Extract to read:
◆ ◆ ◆ ◆ ◆ ◆ ◆

WAP and MMS, Mobile Internet, banner ads and embedded product placement in mobile games are all buzz words currently associated with Mobile Marketing.  Wow, it’s all so fancy and whiz-bang!   Yet let us not forget the humble text message, possibly the most powerful tool in mobile marketing.   For those brands and agencies looking into mobile marketing in the
U.S., make sure you understand the actual number of consumers you can reach today and in the near future with various mobile data applications.  In this sense, whiz-bang (WAP, MMS, mobile internet) gets whupped by text messaging. 
 

To get to real numbers, consider handset/device capability and consumer uptake of mobile data applications.   In regards to handset/device capability, more than 90% of all mobile phones in the
U.S. today are text-capable, or roughly 186 million of an estimated 207 million total subscribers (http://www.ctia.org/research_statistics/statistics/index.cfm/AID/10202) .  Approximately 60% of
U.S. mobile phones are Internet-capable.  A smaller percentage of mobile phones are MMS capable.  Winner – text messaging.
 

As far as consumer uptake of mobile data applications, Telephia (http://www.telephia.com/documents/CVMPressReleaseQ42005FINAL4.5.06.pdf) reports that 41% of
U.S. mobile subscribers were using text messaging at the end of 2005.  Comparatively, 22% of
U.S. mobile subscribers paid for mobile web access and 13% for MMS services at the end of 2005.

◆ ◆ ◆ ◆ ◆ ◆ ◆

List of tasks:
**a)** In the piece on text messaging in mobile marketing, what share of U.S. mobile subscribers were using text messaging at the end of 2005?
**b)** Extend the piece on text messaging in mobile marketing, starting right after its final sentence.
The data that comes next is separate from the piece on text messaging in mobile marketing.

◆ ◆ ◆ ◆ ◆ ◆ ◆

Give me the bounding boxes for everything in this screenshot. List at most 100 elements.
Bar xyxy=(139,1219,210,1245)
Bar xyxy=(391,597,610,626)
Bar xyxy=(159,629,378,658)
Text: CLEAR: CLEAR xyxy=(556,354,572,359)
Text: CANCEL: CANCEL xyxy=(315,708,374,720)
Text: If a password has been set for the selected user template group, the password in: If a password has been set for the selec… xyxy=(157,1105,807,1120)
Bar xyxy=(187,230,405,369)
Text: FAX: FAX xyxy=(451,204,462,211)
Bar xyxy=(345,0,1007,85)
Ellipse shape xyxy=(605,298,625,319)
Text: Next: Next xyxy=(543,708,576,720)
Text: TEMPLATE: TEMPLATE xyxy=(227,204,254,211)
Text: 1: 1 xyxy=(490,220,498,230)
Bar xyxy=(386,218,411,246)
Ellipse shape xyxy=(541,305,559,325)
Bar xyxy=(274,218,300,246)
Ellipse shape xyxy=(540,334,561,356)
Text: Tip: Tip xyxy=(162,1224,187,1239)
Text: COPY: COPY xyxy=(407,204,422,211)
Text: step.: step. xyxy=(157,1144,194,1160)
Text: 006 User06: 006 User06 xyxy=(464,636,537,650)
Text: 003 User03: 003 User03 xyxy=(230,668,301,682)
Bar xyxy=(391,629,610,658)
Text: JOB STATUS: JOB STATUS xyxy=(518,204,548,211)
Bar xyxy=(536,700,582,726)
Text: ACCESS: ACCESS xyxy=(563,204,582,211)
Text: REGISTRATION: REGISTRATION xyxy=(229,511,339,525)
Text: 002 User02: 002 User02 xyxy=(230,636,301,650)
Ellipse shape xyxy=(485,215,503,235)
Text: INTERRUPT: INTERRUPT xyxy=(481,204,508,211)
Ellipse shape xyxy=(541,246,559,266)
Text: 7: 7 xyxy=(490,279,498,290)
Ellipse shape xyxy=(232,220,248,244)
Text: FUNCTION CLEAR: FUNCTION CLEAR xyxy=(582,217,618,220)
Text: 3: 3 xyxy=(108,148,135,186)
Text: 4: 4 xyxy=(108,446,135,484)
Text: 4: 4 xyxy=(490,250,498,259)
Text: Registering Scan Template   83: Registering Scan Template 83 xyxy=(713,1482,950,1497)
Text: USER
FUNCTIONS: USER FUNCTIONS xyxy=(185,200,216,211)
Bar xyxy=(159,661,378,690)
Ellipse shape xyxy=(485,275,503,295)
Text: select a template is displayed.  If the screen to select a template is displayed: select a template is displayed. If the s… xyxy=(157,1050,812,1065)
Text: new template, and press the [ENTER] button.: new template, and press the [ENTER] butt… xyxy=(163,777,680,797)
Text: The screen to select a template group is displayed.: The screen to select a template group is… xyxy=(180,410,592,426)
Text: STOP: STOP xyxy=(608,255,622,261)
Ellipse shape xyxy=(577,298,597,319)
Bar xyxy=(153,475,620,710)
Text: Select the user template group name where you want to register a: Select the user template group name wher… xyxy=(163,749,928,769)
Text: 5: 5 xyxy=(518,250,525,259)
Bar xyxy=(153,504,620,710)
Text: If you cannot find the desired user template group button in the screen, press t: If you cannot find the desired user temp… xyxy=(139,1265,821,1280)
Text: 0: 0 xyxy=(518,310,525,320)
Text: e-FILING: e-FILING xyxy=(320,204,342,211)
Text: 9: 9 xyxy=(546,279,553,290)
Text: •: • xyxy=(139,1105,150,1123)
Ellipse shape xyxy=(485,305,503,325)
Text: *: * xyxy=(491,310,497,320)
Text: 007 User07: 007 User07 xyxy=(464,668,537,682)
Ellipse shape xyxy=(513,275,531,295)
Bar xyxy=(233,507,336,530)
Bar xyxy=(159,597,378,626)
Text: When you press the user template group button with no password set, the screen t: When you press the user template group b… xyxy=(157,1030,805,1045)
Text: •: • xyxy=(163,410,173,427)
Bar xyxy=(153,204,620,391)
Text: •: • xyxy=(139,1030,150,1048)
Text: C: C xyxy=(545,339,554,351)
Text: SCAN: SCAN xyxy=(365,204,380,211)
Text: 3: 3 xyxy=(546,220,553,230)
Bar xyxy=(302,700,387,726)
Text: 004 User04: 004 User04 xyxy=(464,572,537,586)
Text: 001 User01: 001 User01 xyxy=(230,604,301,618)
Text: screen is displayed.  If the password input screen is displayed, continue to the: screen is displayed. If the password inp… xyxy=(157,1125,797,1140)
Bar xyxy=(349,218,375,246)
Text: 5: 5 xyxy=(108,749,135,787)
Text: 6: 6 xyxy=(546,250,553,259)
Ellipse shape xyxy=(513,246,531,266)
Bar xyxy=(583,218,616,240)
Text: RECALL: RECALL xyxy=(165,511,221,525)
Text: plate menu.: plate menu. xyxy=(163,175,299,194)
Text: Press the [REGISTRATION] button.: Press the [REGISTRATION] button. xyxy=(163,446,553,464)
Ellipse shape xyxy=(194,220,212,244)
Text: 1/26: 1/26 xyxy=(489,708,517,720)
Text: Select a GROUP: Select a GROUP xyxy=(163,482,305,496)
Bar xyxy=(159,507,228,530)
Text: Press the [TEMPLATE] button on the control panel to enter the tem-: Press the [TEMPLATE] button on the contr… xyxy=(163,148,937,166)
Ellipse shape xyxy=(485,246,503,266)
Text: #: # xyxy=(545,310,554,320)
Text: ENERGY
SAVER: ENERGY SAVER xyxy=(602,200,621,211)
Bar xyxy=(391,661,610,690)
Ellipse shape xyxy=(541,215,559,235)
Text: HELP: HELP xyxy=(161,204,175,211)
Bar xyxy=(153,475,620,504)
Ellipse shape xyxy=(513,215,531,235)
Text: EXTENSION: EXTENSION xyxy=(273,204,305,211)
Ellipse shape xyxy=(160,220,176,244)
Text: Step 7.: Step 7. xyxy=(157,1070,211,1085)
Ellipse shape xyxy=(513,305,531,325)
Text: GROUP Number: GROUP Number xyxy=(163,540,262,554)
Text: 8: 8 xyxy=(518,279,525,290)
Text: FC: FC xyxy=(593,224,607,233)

◆ ◆ ◆ ◆ ◆ ◆ ◆

Results of the tasks:
**a)** 41%

**b)**
 So strictly applying these percentages, a mobile marketers’ addressable market in the
U.S. would be 84.8 million consumers for text messaging, 45.5 million for mobile internet and 26.9 for MMS.  However, both the mobile internet and MMS numbers are skewed.  The mobile internet users number includes mobile email devices, like Blackberry and Treo, and is not reflective of the true number of mobile subscribers who browse the mobile internet.  Telephia again provides an estimate for that, reporting that 34.6 million subscribers actively use mobile internet http://home.businesswire.com/portal/site/home/index.jsp?epi-content=GENERIC&newsId=20060814005539&ndmHsc=v2*A1155564000000*B1155592166000*DgroupByIndustry*J1*N1000001&newsLang=en&beanID=1802668732&viewID=news_view  . Telephia reports that Yahoo email is the most visited site, with MSN Hotmail also in the top 5.  When it comes to MMS, the traffic reported is almost entirely person-to-person messaging (sending photos, etc.).  The wireless industry is working to establish procedures and acceptance to enable Mobile Marketing MMS. 
 

So addressable market of consumers for mobile marketing applications looks something like this – n       Text, 84.8 million subscribersn       Mobile Internet (sans email), 34.6 million subscribersn       MMS, potentially 26.9 million (today this number reflects primarily person to person picture messaging) The mobile internet and MMS numbers will grow, but it doesn’t appear that text messaging is done expanding either.  For the next few years, the winner is text messaging.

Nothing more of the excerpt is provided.